Das Prinzip der Spektroskopie ist einfach: Ein Lichtstrahl mit bekannter Wellenlänge wird durch die zu analysierende Probe geschickt. Der Strahl wird je nach der durchdrungenen molekularen Zusammensetzung verändert, was einen wahren Spektralfingerabdruck der Zielsubstanz liefert. Mit einer Strahlenquelle von 1064 nm(1) erregt der vom LIBS abgegebene Laserimpuls Atome, die wiederum Photonen mit einer charakteristischen Energie emittieren. Anhand der Diffusion der abgegebenen Photonen - 266 nm - ermöglicht der Raman Rückschlüsse auf die Vibrationsmodi der Moleküle des Stoffes. Die Infrarotabsorption - 1064 nm - gibt schließlich Auskunft über andere grundlegende Vibrationen, deren Frequenzen von der Art der Atom- und Molekülverbindungen abhängig sind.

"Diese Verfahren ermöglichen eine effiziente Identifikation, ganz gleich, ob der Stoff fest, flüssig oder gasförmig ist", präzisiert Carlos de Miguel. "Dank technischer Verbesserungen, an denen wir derzeit arbeiten, wird der Prototyp, dessen Entscheidungssystem völlig automatisch funktionieren wird, dem Bediener eine klare Auskunft über die Gefährlichkeit des Produkts liefern. Bis das Projekt 2012 ausläuft, werden noch Tests in Zusammenarbeit mit der spanischen Guardia Civil ausgeführt, die realistische Versuchsszenarien entwickelt."

# Aufgabe 1
Mit welcher Institution werden laut dem Text zur Spektroskopie bis zum Projektende noch Tests ausgeführt?
# Aufgabe 2
Entnimm dem Text zur Spektroskopie wörtlich den Abschnitt von "Das Prinzip der" bis einschließlich "Molekülverbindungen abhängig sind.".
# Aufgabe 3
Setze den Text zur Spektroskopie nach seinem letzten Satz fort.

# Material
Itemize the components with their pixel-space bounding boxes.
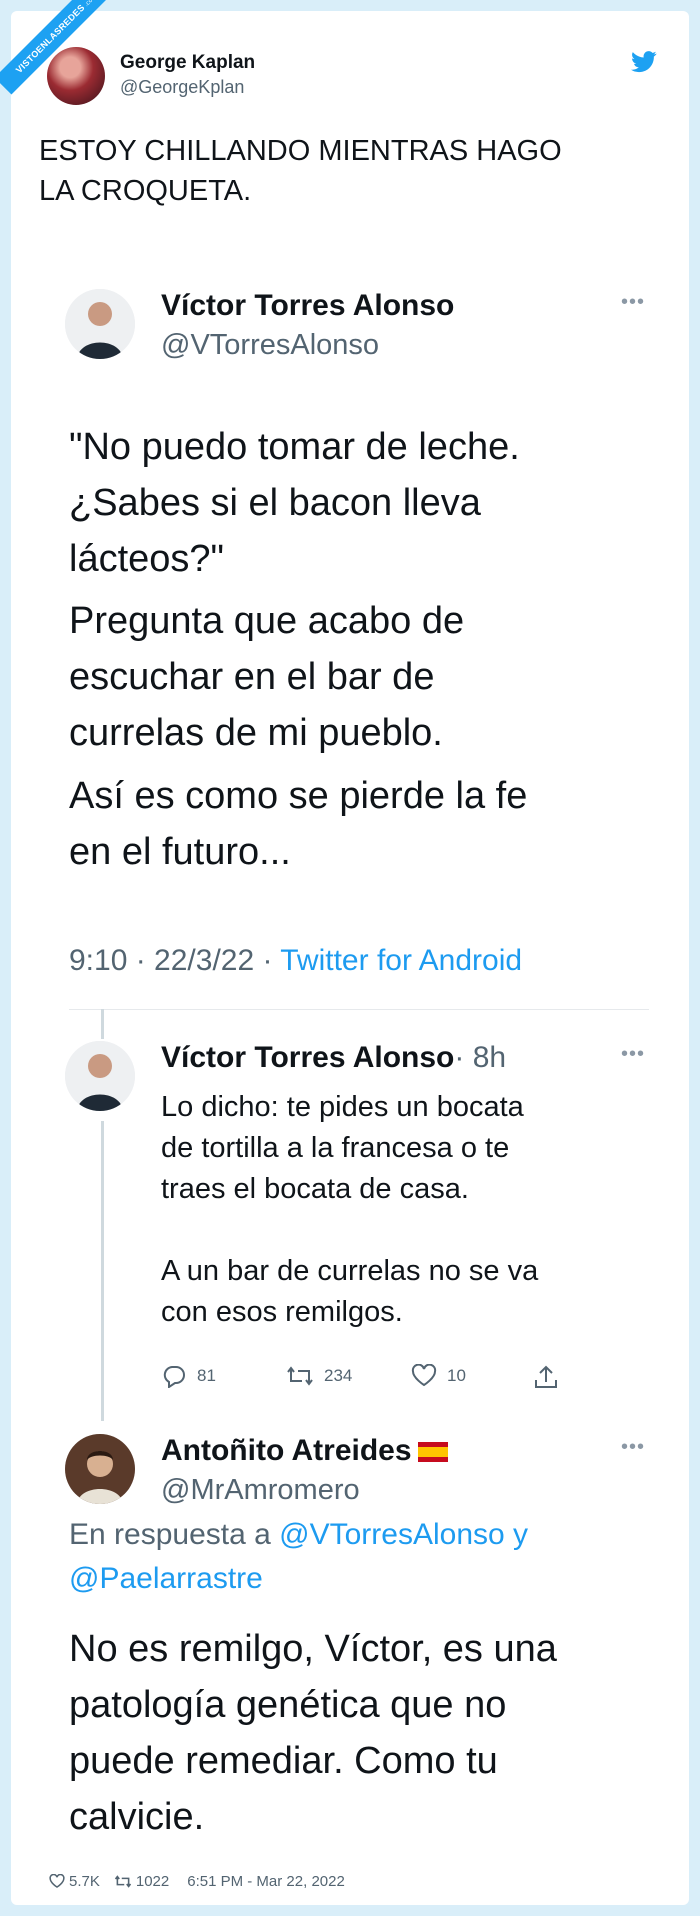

# Antwort 1
Mit der spanischen Guardia Civil.

# Antwort 2
Das Prinzip der Spektroskopie ist einfach: Ein Lichtstrahl mit bekannter Wellenlänge wird durch die zu analysierende Probe geschickt. Der Strahl wird je nach der durchdrungenen molekularen Zusammensetzung verändert, was einen wahren Spektralfingerabdruck der Zielsubstanz liefert. Mit einer Strahlenquelle von 1064 nm(1) erregt der vom LIBS abgegebene Laserimpuls Atome, die wiederum Photonen mit einer charakteristischen Energie emittieren. Anhand der Diffusion der abgegebenen Photonen - 266 nm - ermöglicht der Raman Rückschlüsse auf die Vibrationsmodi der Moleküle des Stoffes. Die Infrarotabsorption - 1064 nm - gibt schließlich Auskunft über andere grundlegende Vibrationen, deren Frequenzen von der Art der Atom- und Molekülverbindungen abhängig sind.

# Antwort 3
Big(ger) Brother

Eine weitere Neuheit ist die - diskrete - Arbeit von Forschern im Rahmen eines europäischen Projekts namens Probant an einem Prototyp, der durch die Emission von Wellen(2) Bewegungen einer verdächtigen Person in einem angrenzenden Raum sichtbar machen kann. Anhand von biometrischen Fernmessungen ließe sich sogar ermitteln, wie nervös die Person ist.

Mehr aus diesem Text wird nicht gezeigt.